Given task
Within the listing below, locate all lines containing the word "color". Copy each one.

Excerpted records
-----
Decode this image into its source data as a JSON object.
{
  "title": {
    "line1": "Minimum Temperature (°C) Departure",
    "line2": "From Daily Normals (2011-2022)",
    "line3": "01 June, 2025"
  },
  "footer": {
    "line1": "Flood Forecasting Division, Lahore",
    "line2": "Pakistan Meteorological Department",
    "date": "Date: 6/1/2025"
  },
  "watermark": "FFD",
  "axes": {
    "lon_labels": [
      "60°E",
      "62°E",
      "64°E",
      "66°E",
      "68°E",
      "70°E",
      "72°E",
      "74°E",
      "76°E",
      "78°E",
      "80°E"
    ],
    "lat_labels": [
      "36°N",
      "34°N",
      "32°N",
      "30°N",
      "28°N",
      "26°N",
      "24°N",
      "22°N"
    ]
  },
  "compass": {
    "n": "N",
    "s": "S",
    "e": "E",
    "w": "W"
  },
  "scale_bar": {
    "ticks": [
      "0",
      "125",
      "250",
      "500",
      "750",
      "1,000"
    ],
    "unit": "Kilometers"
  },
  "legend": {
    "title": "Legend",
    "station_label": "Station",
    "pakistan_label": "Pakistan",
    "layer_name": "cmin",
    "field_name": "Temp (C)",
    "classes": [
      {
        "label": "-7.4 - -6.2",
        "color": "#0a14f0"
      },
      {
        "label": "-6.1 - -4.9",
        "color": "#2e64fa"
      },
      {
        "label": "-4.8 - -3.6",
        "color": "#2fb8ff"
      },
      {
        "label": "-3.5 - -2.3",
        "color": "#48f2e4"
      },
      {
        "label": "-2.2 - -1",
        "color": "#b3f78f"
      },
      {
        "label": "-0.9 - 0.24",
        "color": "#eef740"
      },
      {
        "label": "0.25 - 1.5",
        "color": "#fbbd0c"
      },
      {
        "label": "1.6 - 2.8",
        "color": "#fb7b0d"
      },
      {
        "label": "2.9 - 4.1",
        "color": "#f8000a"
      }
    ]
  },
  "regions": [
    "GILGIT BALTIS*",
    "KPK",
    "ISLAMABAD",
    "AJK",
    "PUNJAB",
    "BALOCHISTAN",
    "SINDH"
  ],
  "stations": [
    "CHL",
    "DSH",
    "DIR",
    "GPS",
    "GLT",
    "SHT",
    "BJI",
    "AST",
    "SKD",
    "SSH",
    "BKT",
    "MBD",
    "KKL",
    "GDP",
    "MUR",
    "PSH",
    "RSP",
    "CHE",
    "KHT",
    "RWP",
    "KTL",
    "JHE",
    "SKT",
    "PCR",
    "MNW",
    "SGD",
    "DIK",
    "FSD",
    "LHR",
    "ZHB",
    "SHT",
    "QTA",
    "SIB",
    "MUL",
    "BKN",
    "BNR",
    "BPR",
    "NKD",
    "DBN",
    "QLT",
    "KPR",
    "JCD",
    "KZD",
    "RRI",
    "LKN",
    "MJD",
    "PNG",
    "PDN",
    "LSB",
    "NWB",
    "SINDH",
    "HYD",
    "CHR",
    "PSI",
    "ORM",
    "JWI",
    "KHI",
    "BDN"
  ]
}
-----
The response
        "color": "#0a14f0"
        "color": "#2e64fa"
        "color": "#2fb8ff"
        "color": "#48f2e4"
        "color": "#b3f78f"
        "color": "#eef740"
        "color": "#fbbd0c"
        "color": "#fb7b0d"
        "color": "#f8000a"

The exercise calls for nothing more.